* START Data provided *
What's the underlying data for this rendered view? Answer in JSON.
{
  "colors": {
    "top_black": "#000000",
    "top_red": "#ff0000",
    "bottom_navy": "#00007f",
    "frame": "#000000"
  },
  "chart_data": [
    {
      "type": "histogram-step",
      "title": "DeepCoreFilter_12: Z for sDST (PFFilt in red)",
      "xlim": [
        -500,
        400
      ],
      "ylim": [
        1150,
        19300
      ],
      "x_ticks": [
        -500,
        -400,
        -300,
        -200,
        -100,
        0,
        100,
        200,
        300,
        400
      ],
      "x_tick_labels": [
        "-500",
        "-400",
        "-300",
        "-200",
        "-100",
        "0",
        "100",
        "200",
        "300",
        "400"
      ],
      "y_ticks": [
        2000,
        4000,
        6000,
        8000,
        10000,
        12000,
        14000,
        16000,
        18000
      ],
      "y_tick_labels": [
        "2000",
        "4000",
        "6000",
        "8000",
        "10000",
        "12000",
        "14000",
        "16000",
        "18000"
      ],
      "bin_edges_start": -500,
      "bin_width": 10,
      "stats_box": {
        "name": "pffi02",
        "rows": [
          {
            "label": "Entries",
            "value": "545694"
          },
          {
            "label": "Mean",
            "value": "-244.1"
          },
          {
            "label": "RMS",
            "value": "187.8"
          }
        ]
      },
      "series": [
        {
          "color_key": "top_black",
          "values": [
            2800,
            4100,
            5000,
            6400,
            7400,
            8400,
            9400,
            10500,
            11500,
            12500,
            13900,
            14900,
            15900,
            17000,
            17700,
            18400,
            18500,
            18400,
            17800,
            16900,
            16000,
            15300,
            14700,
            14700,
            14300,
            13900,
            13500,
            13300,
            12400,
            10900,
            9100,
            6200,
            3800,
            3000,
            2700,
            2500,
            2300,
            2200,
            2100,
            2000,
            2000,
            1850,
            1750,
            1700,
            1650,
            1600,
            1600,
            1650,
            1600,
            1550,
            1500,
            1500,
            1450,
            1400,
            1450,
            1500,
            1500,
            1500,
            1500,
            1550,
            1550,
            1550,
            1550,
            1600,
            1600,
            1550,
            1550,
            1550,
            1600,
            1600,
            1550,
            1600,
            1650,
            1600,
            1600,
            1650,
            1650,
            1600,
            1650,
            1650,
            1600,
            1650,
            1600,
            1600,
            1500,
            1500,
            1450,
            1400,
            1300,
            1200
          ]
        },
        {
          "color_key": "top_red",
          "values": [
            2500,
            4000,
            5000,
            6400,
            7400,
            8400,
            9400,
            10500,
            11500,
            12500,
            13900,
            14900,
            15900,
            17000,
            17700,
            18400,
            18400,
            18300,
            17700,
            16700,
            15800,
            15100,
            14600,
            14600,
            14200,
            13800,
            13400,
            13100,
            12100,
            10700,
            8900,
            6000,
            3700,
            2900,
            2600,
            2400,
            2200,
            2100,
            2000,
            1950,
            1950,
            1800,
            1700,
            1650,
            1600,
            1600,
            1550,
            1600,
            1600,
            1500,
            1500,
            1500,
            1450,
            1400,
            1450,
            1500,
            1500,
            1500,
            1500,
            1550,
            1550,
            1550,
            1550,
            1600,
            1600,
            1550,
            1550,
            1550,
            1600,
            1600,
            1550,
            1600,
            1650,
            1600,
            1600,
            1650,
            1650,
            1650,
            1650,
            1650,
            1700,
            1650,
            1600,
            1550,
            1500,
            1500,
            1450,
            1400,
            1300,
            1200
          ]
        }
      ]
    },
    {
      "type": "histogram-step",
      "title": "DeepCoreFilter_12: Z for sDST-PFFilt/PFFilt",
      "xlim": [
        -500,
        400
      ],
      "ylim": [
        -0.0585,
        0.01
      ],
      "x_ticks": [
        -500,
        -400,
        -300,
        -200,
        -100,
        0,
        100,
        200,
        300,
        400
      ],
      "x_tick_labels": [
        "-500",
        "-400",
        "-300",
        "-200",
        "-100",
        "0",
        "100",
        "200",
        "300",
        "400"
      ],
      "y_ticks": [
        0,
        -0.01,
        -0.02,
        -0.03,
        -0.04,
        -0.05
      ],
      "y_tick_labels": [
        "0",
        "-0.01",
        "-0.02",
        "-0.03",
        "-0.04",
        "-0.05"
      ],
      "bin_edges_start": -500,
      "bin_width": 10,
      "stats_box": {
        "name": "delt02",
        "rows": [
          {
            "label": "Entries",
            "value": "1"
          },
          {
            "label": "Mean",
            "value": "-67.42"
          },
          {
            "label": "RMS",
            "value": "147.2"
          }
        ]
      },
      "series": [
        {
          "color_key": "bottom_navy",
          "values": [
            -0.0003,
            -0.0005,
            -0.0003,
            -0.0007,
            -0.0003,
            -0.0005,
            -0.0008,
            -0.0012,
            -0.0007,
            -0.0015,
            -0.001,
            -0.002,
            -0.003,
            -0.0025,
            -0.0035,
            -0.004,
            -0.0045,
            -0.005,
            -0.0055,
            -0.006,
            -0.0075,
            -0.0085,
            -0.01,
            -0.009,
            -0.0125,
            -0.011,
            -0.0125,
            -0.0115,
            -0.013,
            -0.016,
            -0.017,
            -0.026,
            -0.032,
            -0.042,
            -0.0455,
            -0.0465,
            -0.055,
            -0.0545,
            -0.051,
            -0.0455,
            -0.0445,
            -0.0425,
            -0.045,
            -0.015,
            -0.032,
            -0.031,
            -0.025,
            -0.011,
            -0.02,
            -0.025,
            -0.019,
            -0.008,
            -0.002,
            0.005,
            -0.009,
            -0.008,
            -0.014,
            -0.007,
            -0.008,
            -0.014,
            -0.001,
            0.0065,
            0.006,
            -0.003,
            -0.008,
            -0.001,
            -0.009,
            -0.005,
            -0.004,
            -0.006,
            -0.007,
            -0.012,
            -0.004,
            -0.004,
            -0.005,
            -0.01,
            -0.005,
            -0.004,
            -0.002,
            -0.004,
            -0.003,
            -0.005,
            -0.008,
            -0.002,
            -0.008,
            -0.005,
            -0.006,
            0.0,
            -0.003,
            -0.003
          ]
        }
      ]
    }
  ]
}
* END Data provided *
Directive.
Transcribe all the entries, keeping each one exactly as it is.

Solved exercise.
What's the underlying data for this rendered view? Answer in JSON.
{
  "colors": {
    "top_black": "#000000",
    "top_red": "#ff0000",
    "bottom_navy": "#00007f",
    "frame": "#000000"
  },
  "chart_data": [
    {
      "type": "histogram-step",
      "title": "DeepCoreFilter_12: Z for sDST (PFFilt in red)",
      "xlim": [
        -500,
        400
      ],
      "ylim": [
        1150,
        19300
      ],
      "x_ticks": [
        -500,
        -400,
        -300,
        -200,
        -100,
        0,
        100,
        200,
        300,
        400
      ],
      "x_tick_labels": [
        "-500",
        "-400",
        "-300",
        "-200",
        "-100",
        "0",
        "100",
        "200",
        "300",
        "400"
      ],
      "y_ticks": [
        2000,
        4000,
        6000,
        8000,
        10000,
        12000,
        14000,
        16000,
        18000
      ],
      "y_tick_labels": [
        "2000",
        "4000",
        "6000",
        "8000",
        "10000",
        "12000",
        "14000",
        "16000",
        "18000"
      ],
      "bin_edges_start": -500,
      "bin_width": 10,
      "stats_box": {
        "name": "pffi02",
        "rows": [
          {
            "label": "Entries",
            "value": "545694"
          },
          {
            "label": "Mean",
            "value": "-244.1"
          },
          {
            "label": "RMS",
            "value": "187.8"
          }
        ]
      },
      "series": [
        {
          "color_key": "top_black",
          "values": [
            2800,
            4100,
            5000,
            6400,
            7400,
            8400,
            9400,
            10500,
            11500,
            12500,
            13900,
            14900,
            15900,
            17000,
            17700,
            18400,
            18500,
            18400,
            17800,
            16900,
            16000,
            15300,
            14700,
            14700,
            14300,
            13900,
            13500,
            13300,
            12400,
            10900,
            9100,
            6200,
            3800,
            3000,
            2700,
            2500,
            2300,
            2200,
            2100,
            2000,
            2000,
            1850,
            1750,
            1700,
            1650,
            1600,
            1600,
            1650,
            1600,
            1550,
            1500,
            1500,
            1450,
            1400,
            1450,
            1500,
            1500,
            1500,
            1500,
            1550,
            1550,
            1550,
            1550,
            1600,
            1600,
            1550,
            1550,
            1550,
            1600,
            1600,
            1550,
            1600,
            1650,
            1600,
            1600,
            1650,
            1650,
            1600,
            1650,
            1650,
            1600,
            1650,
            1600,
            1600,
            1500,
            1500,
            1450,
            1400,
            1300,
            1200
          ]
        },
        {
          "color_key": "top_red",
          "values": [
            2500,
            4000,
            5000,
            6400,
            7400,
            8400,
            9400,
            10500,
            11500,
            12500,
            13900,
            14900,
            15900,
            17000,
            17700,
            18400,
            18400,
            18300,
            17700,
            16700,
            15800,
            15100,
            14600,
            14600,
            14200,
            13800,
            13400,
            13100,
            12100,
            10700,
            8900,
            6000,
            3700,
            2900,
            2600,
            2400,
            2200,
            2100,
            2000,
            1950,
            1950,
            1800,
            1700,
            1650,
            1600,
            1600,
            1550,
            1600,
            1600,
            1500,
            1500,
            1500,
            1450,
            1400,
            1450,
            1500,
            1500,
            1500,
            1500,
            1550,
            1550,
            1550,
            1550,
            1600,
            1600,
            1550,
            1550,
            1550,
            1600,
            1600,
            1550,
            1600,
            1650,
            1600,
            1600,
            1650,
            1650,
            1650,
            1650,
            1650,
            1700,
            1650,
            1600,
            1550,
            1500,
            1500,
            1450,
            1400,
            1300,
            1200
          ]
        }
      ]
    },
    {
      "type": "histogram-step",
      "title": "DeepCoreFilter_12: Z for sDST-PFFilt/PFFilt",
      "xlim": [
        -500,
        400
      ],
      "ylim": [
        -0.0585,
        0.01
      ],
      "x_ticks": [
        -500,
        -400,
        -300,
        -200,
        -100,
        0,
        100,
        200,
        300,
        400
      ],
      "x_tick_labels": [
        "-500",
        "-400",
        "-300",
        "-200",
        "-100",
        "0",
        "100",
        "200",
        "300",
        "400"
      ],
      "y_ticks": [
        0,
        -0.01,
        -0.02,
        -0.03,
        -0.04,
        -0.05
      ],
      "y_tick_labels": [
        "0",
        "-0.01",
        "-0.02",
        "-0.03",
        "-0.04",
        "-0.05"
      ],
      "bin_edges_start": -500,
      "bin_width": 10,
      "stats_box": {
        "name": "delt02",
        "rows": [
          {
            "label": "Entries",
            "value": "1"
          },
          {
            "label": "Mean",
            "value": "-67.42"
          },
          {
            "label": "RMS",
            "value": "147.2"
          }
        ]
      },
      "series": [
        {
          "color_key": "bottom_navy",
          "values": [
            -0.0003,
            -0.0005,
            -0.0003,
            -0.0007,
            -0.0003,
            -0.0005,
            -0.0008,
            -0.0012,
            -0.0007,
            -0.0015,
            -0.001,
            -0.002,
            -0.003,
            -0.0025,
            -0.0035,
            -0.004,
            -0.0045,
            -0.005,
            -0.0055,
            -0.006,
            -0.0075,
            -0.0085,
            -0.01,
            -0.009,
            -0.0125,
            -0.011,
            -0.0125,
            -0.0115,
            -0.013,
            -0.016,
            -0.017,
            -0.026,
            -0.032,
            -0.042,
            -0.0455,
            -0.0465,
            -0.055,
            -0.0545,
            -0.051,
            -0.0455,
            -0.0445,
            -0.0425,
            -0.045,
            -0.015,
            -0.032,
            -0.031,
            -0.025,
            -0.011,
            -0.02,
            -0.025,
            -0.019,
            -0.008,
            -0.002,
            0.005,
            -0.009,
            -0.008,
            -0.014,
            -0.007,
            -0.008,
            -0.014,
            -0.001,
            0.0065,
            0.006,
            -0.003,
            -0.008,
            -0.001,
            -0.009,
            -0.005,
            -0.004,
            -0.006,
            -0.007,
            -0.012,
            -0.004,
            -0.004,
            -0.005,
            -0.01,
            -0.005,
            -0.004,
            -0.002,
            -0.004,
            -0.003,
            -0.005,
            -0.008,
            -0.002,
            -0.008,
            -0.005,
            -0.006,
            0.0,
            -0.003,
            -0.003
          ]
        }
      ]
    }
  ]
}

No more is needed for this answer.